* [What is needed]
Work out how many lines of the material below mention the word "text"; reply with the number only.

+++ Dataset +++

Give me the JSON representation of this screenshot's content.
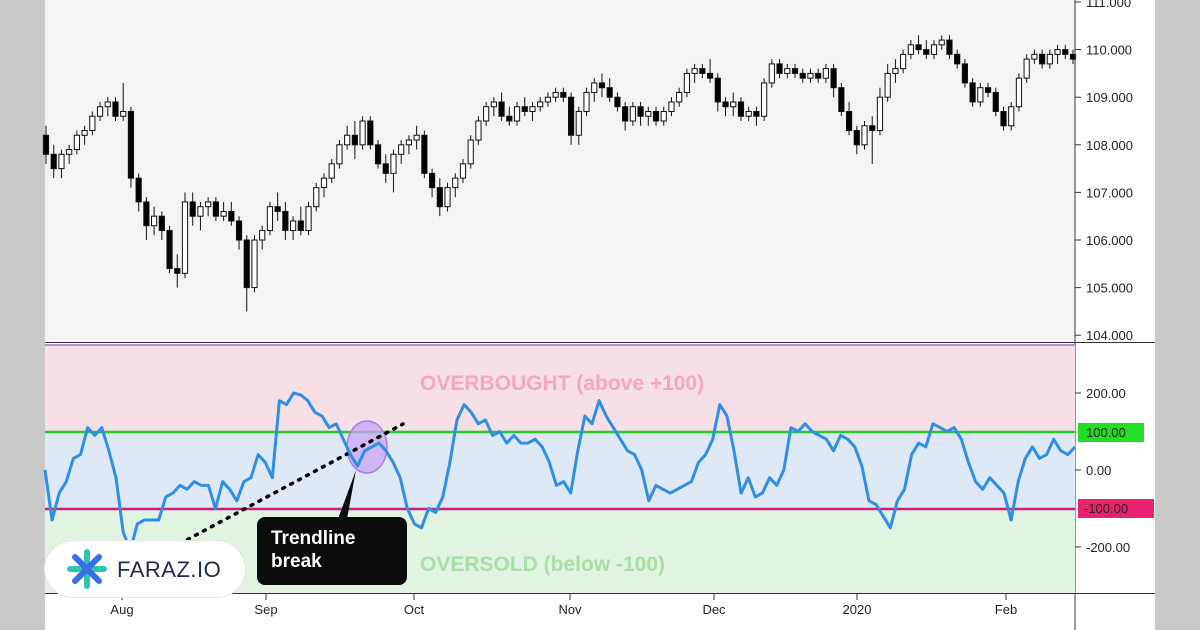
{
  "chart_data": [
    {
      "type": "candlestick",
      "y_ticks": [
        "111.000",
        "110.000",
        "109.000",
        "108.000",
        "107.000",
        "106.000",
        "105.000",
        "104.000"
      ],
      "ylim": [
        104.0,
        111.0
      ],
      "x_ticks": [
        "Aug",
        "Sep",
        "Oct",
        "Nov",
        "Dec",
        "2020",
        "Feb"
      ],
      "candles": [
        [
          108.2,
          108.4,
          107.6,
          107.8
        ],
        [
          107.8,
          108.0,
          107.3,
          107.5
        ],
        [
          107.5,
          107.9,
          107.3,
          107.8
        ],
        [
          107.8,
          108.0,
          107.6,
          107.9
        ],
        [
          107.9,
          108.3,
          107.8,
          108.2
        ],
        [
          108.2,
          108.4,
          108.0,
          108.3
        ],
        [
          108.3,
          108.7,
          108.2,
          108.6
        ],
        [
          108.6,
          108.9,
          108.5,
          108.8
        ],
        [
          108.8,
          109.0,
          108.6,
          108.9
        ],
        [
          108.9,
          109.0,
          108.5,
          108.6
        ],
        [
          108.6,
          109.3,
          108.5,
          108.7
        ],
        [
          108.7,
          108.8,
          107.1,
          107.3
        ],
        [
          107.3,
          107.4,
          106.6,
          106.8
        ],
        [
          106.8,
          106.9,
          106.0,
          106.3
        ],
        [
          106.3,
          106.7,
          106.1,
          106.5
        ],
        [
          106.5,
          106.6,
          106.0,
          106.2
        ],
        [
          106.2,
          106.3,
          105.3,
          105.4
        ],
        [
          105.4,
          105.7,
          105.0,
          105.3
        ],
        [
          105.3,
          107.0,
          105.2,
          106.8
        ],
        [
          106.8,
          107.0,
          106.3,
          106.5
        ],
        [
          106.5,
          106.8,
          106.2,
          106.7
        ],
        [
          106.7,
          106.9,
          106.5,
          106.8
        ],
        [
          106.8,
          106.9,
          106.4,
          106.5
        ],
        [
          106.5,
          106.8,
          106.4,
          106.6
        ],
        [
          106.6,
          106.8,
          106.3,
          106.4
        ],
        [
          106.4,
          106.5,
          105.8,
          106.0
        ],
        [
          106.0,
          106.1,
          104.5,
          105.0
        ],
        [
          105.0,
          106.1,
          104.9,
          106.0
        ],
        [
          106.0,
          106.3,
          105.8,
          106.2
        ],
        [
          106.2,
          106.8,
          106.1,
          106.7
        ],
        [
          106.7,
          107.0,
          106.4,
          106.6
        ],
        [
          106.6,
          106.8,
          106.0,
          106.2
        ],
        [
          106.2,
          106.5,
          106.0,
          106.4
        ],
        [
          106.4,
          106.7,
          106.1,
          106.2
        ],
        [
          106.2,
          106.8,
          106.1,
          106.7
        ],
        [
          106.7,
          107.2,
          106.6,
          107.1
        ],
        [
          107.1,
          107.4,
          106.9,
          107.3
        ],
        [
          107.3,
          107.7,
          107.2,
          107.6
        ],
        [
          107.6,
          108.1,
          107.5,
          108.0
        ],
        [
          108.0,
          108.4,
          107.9,
          108.2
        ],
        [
          108.2,
          108.5,
          107.7,
          108.0
        ],
        [
          108.0,
          108.6,
          107.9,
          108.5
        ],
        [
          108.5,
          108.6,
          107.9,
          108.0
        ],
        [
          108.0,
          108.1,
          107.5,
          107.6
        ],
        [
          107.6,
          107.8,
          107.2,
          107.4
        ],
        [
          107.4,
          107.9,
          107.0,
          107.8
        ],
        [
          107.8,
          108.1,
          107.6,
          108.0
        ],
        [
          108.0,
          108.2,
          107.8,
          108.1
        ],
        [
          108.1,
          108.4,
          107.9,
          108.2
        ],
        [
          108.2,
          108.3,
          107.3,
          107.4
        ],
        [
          107.4,
          107.5,
          106.9,
          107.1
        ],
        [
          107.1,
          107.3,
          106.5,
          106.7
        ],
        [
          106.7,
          107.2,
          106.6,
          107.1
        ],
        [
          107.1,
          107.4,
          106.9,
          107.3
        ],
        [
          107.3,
          107.7,
          107.2,
          107.6
        ],
        [
          107.6,
          108.2,
          107.5,
          108.1
        ],
        [
          108.1,
          108.6,
          108.0,
          108.5
        ],
        [
          108.5,
          108.9,
          108.4,
          108.8
        ],
        [
          108.8,
          109.0,
          108.6,
          108.9
        ],
        [
          108.9,
          109.1,
          108.5,
          108.6
        ],
        [
          108.6,
          108.8,
          108.4,
          108.5
        ],
        [
          108.5,
          108.9,
          108.4,
          108.8
        ],
        [
          108.8,
          109.0,
          108.6,
          108.7
        ],
        [
          108.7,
          108.9,
          108.5,
          108.8
        ],
        [
          108.8,
          109.0,
          108.7,
          108.9
        ],
        [
          108.9,
          109.1,
          108.8,
          109.0
        ],
        [
          109.0,
          109.2,
          108.9,
          109.1
        ],
        [
          109.1,
          109.2,
          108.9,
          109.0
        ],
        [
          109.0,
          109.1,
          108.0,
          108.2
        ],
        [
          108.2,
          108.8,
          108.0,
          108.7
        ],
        [
          108.7,
          109.2,
          108.6,
          109.1
        ],
        [
          109.1,
          109.4,
          108.9,
          109.3
        ],
        [
          109.3,
          109.5,
          109.0,
          109.2
        ],
        [
          109.2,
          109.4,
          108.9,
          109.0
        ],
        [
          109.0,
          109.1,
          108.7,
          108.8
        ],
        [
          108.8,
          108.9,
          108.3,
          108.5
        ],
        [
          108.5,
          108.9,
          108.4,
          108.8
        ],
        [
          108.8,
          108.9,
          108.4,
          108.6
        ],
        [
          108.6,
          108.8,
          108.4,
          108.7
        ],
        [
          108.7,
          108.8,
          108.4,
          108.5
        ],
        [
          108.5,
          108.8,
          108.4,
          108.7
        ],
        [
          108.7,
          109.0,
          108.6,
          108.9
        ],
        [
          108.9,
          109.2,
          108.8,
          109.1
        ],
        [
          109.1,
          109.6,
          109.0,
          109.5
        ],
        [
          109.5,
          109.7,
          109.3,
          109.6
        ],
        [
          109.6,
          109.7,
          109.4,
          109.5
        ],
        [
          109.5,
          109.8,
          109.3,
          109.4
        ],
        [
          109.4,
          109.5,
          108.7,
          108.9
        ],
        [
          108.9,
          109.0,
          108.6,
          108.8
        ],
        [
          108.8,
          109.1,
          108.6,
          108.9
        ],
        [
          108.9,
          109.0,
          108.5,
          108.6
        ],
        [
          108.6,
          108.8,
          108.5,
          108.7
        ],
        [
          108.7,
          108.8,
          108.4,
          108.6
        ],
        [
          108.6,
          109.4,
          108.5,
          109.3
        ],
        [
          109.3,
          109.8,
          109.2,
          109.7
        ],
        [
          109.7,
          109.8,
          109.4,
          109.5
        ],
        [
          109.5,
          109.7,
          109.4,
          109.6
        ],
        [
          109.6,
          109.7,
          109.4,
          109.5
        ],
        [
          109.5,
          109.6,
          109.3,
          109.4
        ],
        [
          109.4,
          109.6,
          109.3,
          109.5
        ],
        [
          109.5,
          109.6,
          109.3,
          109.4
        ],
        [
          109.4,
          109.7,
          109.3,
          109.6
        ],
        [
          109.6,
          109.7,
          109.0,
          109.2
        ],
        [
          109.2,
          109.3,
          108.6,
          108.7
        ],
        [
          108.7,
          108.9,
          108.2,
          108.3
        ],
        [
          108.3,
          108.4,
          107.8,
          108.0
        ],
        [
          108.0,
          108.5,
          107.9,
          108.4
        ],
        [
          108.4,
          108.6,
          107.6,
          108.3
        ],
        [
          108.3,
          109.2,
          108.2,
          109.0
        ],
        [
          109.0,
          109.7,
          108.9,
          109.5
        ],
        [
          109.5,
          109.8,
          109.3,
          109.6
        ],
        [
          109.6,
          110.0,
          109.5,
          109.9
        ],
        [
          109.9,
          110.2,
          109.8,
          110.1
        ],
        [
          110.1,
          110.3,
          109.9,
          110.0
        ],
        [
          110.0,
          110.2,
          109.8,
          109.9
        ],
        [
          109.9,
          110.2,
          109.8,
          110.1
        ],
        [
          110.1,
          110.3,
          110.0,
          110.2
        ],
        [
          110.2,
          110.3,
          109.8,
          109.9
        ],
        [
          109.9,
          110.0,
          109.6,
          109.7
        ],
        [
          109.7,
          109.8,
          109.2,
          109.3
        ],
        [
          109.3,
          109.4,
          108.8,
          108.9
        ],
        [
          108.9,
          109.3,
          108.8,
          109.2
        ],
        [
          109.2,
          109.3,
          109.0,
          109.1
        ],
        [
          109.1,
          109.2,
          108.6,
          108.7
        ],
        [
          108.7,
          108.8,
          108.3,
          108.4
        ],
        [
          108.4,
          108.9,
          108.3,
          108.8
        ],
        [
          108.8,
          109.5,
          108.7,
          109.4
        ],
        [
          109.4,
          109.9,
          109.3,
          109.8
        ],
        [
          109.8,
          110.0,
          109.7,
          109.9
        ],
        [
          109.9,
          110.0,
          109.6,
          109.7
        ],
        [
          109.7,
          110.0,
          109.6,
          109.9
        ],
        [
          109.9,
          110.1,
          109.7,
          110.0
        ],
        [
          110.0,
          110.1,
          109.8,
          109.9
        ],
        [
          109.9,
          110.0,
          109.7,
          109.8
        ]
      ]
    },
    {
      "type": "line",
      "y_ticks": [
        "200.00",
        "0.00",
        "-200.00"
      ],
      "ylim": [
        -325,
        325
      ],
      "x_ticks": [
        "Aug",
        "Sep",
        "Oct",
        "Nov",
        "Dec",
        "2020",
        "Feb"
      ],
      "levels": [
        {
          "label": "100.00",
          "value": 100,
          "color": "#22cc22"
        },
        {
          "label": "-100.00",
          "value": -100,
          "color": "#cc1f7a"
        }
      ],
      "series": [
        {
          "values": [
            0,
            -130,
            -60,
            -30,
            30,
            40,
            110,
            90,
            110,
            50,
            -20,
            -160,
            -210,
            -140,
            -130,
            -130,
            -130,
            -70,
            -60,
            -40,
            -50,
            -30,
            -40,
            -40,
            -100,
            -30,
            -50,
            -80,
            -30,
            -20,
            40,
            20,
            -20,
            180,
            170,
            200,
            195,
            180,
            150,
            140,
            110,
            120,
            80,
            40,
            10,
            50,
            60,
            70,
            50,
            20,
            -20,
            -100,
            -140,
            -150,
            -100,
            -110,
            -70,
            20,
            130,
            170,
            150,
            120,
            130,
            90,
            100,
            70,
            90,
            70,
            70,
            80,
            60,
            20,
            -40,
            -30,
            -60,
            50,
            140,
            120,
            180,
            140,
            110,
            80,
            50,
            40,
            0,
            -80,
            -40,
            -50,
            -60,
            -50,
            -40,
            -30,
            20,
            40,
            80,
            170,
            140,
            50,
            -60,
            -20,
            -70,
            -60,
            -20,
            -40,
            0,
            110,
            100,
            120,
            100,
            90,
            80,
            50,
            90,
            80,
            60,
            10,
            -80,
            -90,
            -120,
            -150,
            -80,
            -50,
            40,
            70,
            60,
            120,
            110,
            100,
            110,
            80,
            20,
            -30,
            -50,
            -20,
            -40,
            -60,
            -130,
            -30,
            30,
            60,
            30,
            40,
            80,
            50,
            40,
            60
          ]
        }
      ],
      "annotations": [
        "OVERBOUGHT (above  +100)",
        "OVERSOLD (below -100)"
      ]
    }
  ],
  "annotation": {
    "text": "Trendline\nbreak"
  },
  "logo": {
    "text": "FARAZ.IO",
    "brand_colors": [
      "#2ec4b6",
      "#3a6ee8"
    ]
  },
  "colors": {
    "overbought_zone": "#f7dfe8",
    "neutral_zone": "#dfe9f5",
    "oversold_zone": "#e1f3e1",
    "line": "#2f8ee6",
    "highlight": "#c9a4f4"
  }
}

+++

* [In response]
2